## SET EXERCISE
Search the records for "title" and copy each line that holds it.
------------------------------
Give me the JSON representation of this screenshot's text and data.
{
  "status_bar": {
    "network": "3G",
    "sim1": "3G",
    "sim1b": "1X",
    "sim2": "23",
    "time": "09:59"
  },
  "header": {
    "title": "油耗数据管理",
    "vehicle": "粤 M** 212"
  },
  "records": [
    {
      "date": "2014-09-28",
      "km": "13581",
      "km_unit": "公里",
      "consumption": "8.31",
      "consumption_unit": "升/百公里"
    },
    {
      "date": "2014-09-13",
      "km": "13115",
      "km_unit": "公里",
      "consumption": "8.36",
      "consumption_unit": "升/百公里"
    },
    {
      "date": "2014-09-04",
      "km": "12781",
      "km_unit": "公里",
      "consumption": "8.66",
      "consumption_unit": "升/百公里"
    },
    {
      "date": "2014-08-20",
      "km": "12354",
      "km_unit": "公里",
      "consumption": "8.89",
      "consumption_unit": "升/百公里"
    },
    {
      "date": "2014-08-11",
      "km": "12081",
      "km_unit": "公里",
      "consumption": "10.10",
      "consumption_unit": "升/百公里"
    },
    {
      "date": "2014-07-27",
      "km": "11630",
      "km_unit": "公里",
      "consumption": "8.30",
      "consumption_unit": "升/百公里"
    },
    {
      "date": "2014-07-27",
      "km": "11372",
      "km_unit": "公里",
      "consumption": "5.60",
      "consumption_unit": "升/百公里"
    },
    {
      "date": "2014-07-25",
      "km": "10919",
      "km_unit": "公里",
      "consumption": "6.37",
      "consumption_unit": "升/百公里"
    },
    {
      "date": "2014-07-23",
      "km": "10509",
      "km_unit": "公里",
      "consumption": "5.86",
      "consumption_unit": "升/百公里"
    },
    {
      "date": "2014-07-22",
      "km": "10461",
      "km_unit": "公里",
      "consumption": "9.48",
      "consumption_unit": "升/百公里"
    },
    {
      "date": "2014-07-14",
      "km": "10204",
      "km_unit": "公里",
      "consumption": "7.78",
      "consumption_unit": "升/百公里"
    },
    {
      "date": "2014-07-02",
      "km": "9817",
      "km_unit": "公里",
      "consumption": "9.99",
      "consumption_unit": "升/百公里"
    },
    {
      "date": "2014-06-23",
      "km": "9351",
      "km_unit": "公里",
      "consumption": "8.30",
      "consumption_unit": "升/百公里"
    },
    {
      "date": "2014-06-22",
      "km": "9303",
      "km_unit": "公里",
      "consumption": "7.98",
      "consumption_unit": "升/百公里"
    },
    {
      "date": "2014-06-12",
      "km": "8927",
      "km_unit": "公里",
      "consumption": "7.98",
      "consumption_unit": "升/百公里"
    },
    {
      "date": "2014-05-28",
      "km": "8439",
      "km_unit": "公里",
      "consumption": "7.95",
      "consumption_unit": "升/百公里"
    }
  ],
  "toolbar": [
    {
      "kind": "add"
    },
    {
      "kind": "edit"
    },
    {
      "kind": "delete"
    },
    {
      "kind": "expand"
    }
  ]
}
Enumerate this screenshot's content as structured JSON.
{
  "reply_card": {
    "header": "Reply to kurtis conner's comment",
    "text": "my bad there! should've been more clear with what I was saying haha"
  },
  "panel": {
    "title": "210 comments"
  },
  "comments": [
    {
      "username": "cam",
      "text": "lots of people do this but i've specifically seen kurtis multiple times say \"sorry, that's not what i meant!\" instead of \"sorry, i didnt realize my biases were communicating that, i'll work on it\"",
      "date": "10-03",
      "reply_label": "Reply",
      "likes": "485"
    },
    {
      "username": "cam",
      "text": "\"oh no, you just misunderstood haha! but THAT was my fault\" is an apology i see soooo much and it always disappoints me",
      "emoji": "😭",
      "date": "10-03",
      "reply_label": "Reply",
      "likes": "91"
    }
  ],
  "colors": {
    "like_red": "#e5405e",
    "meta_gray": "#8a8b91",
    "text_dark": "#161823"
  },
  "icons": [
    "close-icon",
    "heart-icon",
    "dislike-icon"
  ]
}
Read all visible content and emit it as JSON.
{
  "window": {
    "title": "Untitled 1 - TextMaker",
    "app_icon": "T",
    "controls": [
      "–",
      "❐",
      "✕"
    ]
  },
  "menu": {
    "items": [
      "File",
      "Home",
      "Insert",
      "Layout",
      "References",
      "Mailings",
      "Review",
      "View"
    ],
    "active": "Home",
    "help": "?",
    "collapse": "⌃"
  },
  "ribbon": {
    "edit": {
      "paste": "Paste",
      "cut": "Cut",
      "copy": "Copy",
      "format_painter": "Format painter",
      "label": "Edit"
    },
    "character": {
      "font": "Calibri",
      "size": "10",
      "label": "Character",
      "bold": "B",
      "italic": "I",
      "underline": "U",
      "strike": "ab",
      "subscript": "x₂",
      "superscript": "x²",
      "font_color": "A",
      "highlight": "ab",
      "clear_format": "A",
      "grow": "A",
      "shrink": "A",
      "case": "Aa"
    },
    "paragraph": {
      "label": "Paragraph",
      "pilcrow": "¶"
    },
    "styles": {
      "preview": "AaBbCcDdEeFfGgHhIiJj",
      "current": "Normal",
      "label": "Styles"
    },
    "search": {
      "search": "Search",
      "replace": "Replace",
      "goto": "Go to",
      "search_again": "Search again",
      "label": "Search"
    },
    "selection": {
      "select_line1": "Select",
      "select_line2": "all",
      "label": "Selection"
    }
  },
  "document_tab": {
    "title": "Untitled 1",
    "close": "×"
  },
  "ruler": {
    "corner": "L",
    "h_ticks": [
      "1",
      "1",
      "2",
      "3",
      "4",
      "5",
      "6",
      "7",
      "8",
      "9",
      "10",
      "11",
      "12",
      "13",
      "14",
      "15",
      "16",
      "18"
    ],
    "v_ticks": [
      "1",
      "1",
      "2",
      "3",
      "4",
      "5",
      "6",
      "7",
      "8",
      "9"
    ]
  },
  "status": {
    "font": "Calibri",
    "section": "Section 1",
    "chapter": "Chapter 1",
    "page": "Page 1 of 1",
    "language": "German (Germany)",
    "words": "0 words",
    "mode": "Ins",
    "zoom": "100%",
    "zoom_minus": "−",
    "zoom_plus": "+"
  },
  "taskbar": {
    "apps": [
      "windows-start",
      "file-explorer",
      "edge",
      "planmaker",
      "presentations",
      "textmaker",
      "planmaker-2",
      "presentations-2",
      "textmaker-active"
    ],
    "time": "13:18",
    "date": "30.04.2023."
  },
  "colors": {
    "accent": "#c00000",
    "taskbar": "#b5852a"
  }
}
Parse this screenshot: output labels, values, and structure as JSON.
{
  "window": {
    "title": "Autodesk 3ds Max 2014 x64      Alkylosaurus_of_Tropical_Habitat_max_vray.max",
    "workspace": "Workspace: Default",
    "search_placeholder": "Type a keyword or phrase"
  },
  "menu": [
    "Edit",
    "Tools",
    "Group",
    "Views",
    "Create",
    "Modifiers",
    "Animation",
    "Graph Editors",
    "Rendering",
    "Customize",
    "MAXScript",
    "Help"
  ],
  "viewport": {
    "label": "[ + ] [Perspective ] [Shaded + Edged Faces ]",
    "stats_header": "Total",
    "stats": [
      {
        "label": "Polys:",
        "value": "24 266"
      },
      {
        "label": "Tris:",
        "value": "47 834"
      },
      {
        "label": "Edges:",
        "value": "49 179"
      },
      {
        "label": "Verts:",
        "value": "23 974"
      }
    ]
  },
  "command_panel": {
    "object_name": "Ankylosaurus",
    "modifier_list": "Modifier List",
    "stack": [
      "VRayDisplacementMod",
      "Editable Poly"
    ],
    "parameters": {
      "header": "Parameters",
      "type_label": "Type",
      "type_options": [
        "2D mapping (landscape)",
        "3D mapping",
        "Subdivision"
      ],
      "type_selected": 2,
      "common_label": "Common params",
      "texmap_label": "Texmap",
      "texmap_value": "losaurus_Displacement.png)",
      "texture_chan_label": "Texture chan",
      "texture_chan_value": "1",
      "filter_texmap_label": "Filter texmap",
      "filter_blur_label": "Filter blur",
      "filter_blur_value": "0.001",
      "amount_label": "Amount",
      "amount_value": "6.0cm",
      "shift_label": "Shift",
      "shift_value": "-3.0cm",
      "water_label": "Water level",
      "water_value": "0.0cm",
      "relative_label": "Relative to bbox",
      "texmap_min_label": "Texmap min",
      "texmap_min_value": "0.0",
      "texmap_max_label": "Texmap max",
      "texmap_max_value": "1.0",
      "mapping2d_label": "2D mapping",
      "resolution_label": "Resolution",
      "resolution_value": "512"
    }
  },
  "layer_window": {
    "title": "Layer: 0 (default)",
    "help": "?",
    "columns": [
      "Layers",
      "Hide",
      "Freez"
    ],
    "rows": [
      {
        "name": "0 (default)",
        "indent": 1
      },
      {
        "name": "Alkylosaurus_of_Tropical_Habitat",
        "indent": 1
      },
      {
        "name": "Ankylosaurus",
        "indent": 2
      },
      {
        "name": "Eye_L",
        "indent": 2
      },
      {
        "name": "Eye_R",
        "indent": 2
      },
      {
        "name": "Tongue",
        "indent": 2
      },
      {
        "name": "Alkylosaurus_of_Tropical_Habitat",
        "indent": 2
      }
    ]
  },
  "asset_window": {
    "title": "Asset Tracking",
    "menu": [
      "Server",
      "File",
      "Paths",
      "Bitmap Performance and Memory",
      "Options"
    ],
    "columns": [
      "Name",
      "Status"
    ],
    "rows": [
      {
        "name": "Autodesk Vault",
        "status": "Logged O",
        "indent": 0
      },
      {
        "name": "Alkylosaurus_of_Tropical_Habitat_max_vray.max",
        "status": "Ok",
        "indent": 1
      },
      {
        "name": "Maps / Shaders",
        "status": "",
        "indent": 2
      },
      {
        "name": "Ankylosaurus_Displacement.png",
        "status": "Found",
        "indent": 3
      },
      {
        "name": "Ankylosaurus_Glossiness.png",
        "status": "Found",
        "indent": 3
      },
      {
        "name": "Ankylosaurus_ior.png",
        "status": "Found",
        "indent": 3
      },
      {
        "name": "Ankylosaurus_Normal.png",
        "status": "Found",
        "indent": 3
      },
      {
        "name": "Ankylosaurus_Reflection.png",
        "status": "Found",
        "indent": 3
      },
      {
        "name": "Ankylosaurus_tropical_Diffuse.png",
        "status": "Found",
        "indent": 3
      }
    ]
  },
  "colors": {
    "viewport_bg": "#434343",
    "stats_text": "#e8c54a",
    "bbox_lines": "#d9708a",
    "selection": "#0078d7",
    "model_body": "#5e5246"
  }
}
------------------------------
## SOLUTION TO THIS PROBLEM
    "title": "油耗数据管理",
    "title": "210 comments"
    "title": "Untitled 1 - TextMaker",
    "title": "Untitled 1",
    "title": "Autodesk 3ds Max 2014 x64      Alkylosaurus_of_Tropical_Habitat_max_vray.max",
    "title": "Layer: 0 (default)",
    "title": "Asset Tracking",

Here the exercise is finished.